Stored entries
══════════
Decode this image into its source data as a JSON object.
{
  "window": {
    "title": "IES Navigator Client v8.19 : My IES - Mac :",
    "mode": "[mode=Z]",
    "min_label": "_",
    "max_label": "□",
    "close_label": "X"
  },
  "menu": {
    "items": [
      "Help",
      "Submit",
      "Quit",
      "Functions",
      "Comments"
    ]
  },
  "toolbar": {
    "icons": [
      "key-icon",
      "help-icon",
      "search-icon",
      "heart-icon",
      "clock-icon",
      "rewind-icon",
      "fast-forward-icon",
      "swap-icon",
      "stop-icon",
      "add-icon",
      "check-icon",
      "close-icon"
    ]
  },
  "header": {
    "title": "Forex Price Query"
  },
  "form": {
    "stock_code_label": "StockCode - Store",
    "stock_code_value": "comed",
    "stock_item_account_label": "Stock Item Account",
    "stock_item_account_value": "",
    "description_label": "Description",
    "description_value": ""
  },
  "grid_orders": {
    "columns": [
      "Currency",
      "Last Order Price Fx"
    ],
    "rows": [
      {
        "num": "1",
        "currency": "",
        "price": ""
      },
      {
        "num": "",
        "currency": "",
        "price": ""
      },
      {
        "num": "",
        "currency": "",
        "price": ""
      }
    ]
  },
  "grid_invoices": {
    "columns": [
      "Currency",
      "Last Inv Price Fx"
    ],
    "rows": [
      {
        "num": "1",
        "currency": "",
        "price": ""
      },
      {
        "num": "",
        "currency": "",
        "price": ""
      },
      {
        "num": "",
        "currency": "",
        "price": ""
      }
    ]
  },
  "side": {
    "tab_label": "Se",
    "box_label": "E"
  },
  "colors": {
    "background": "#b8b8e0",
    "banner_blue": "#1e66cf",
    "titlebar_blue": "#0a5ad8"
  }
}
══════════
* **What you will do**: Set down each entry again, unchanged.

* **Answer for the task**:
Decode this image into its source data as a JSON object.
{
  "window": {
    "title": "IES Navigator Client v8.19 : My IES - Mac :",
    "mode": "[mode=Z]",
    "min_label": "_",
    "max_label": "□",
    "close_label": "X"
  },
  "menu": {
    "items": [
      "Help",
      "Submit",
      "Quit",
      "Functions",
      "Comments"
    ]
  },
  "toolbar": {
    "icons": [
      "key-icon",
      "help-icon",
      "search-icon",
      "heart-icon",
      "clock-icon",
      "rewind-icon",
      "fast-forward-icon",
      "swap-icon",
      "stop-icon",
      "add-icon",
      "check-icon",
      "close-icon"
    ]
  },
  "header": {
    "title": "Forex Price Query"
  },
  "form": {
    "stock_code_label": "StockCode - Store",
    "stock_code_value": "comed",
    "stock_item_account_label": "Stock Item Account",
    "stock_item_account_value": "",
    "description_label": "Description",
    "description_value": ""
  },
  "grid_orders": {
    "columns": [
      "Currency",
      "Last Order Price Fx"
    ],
    "rows": [
      {
        "num": "1",
        "currency": "",
        "price": ""
      },
      {
        "num": "",
        "currency": "",
        "price": ""
      },
      {
        "num": "",
        "currency": "",
        "price": ""
      }
    ]
  },
  "grid_invoices": {
    "columns": [
      "Currency",
      "Last Inv Price Fx"
    ],
    "rows": [
      {
        "num": "1",
        "currency": "",
        "price": ""
      },
      {
        "num": "",
        "currency": "",
        "price": ""
      },
      {
        "num": "",
        "currency": "",
        "price": ""
      }
    ]
  },
  "side": {
    "tab_label": "Se",
    "box_label": "E"
  },
  "colors": {
    "background": "#b8b8e0",
    "banner_blue": "#1e66cf",
    "titlebar_blue": "#0a5ad8"
  }
}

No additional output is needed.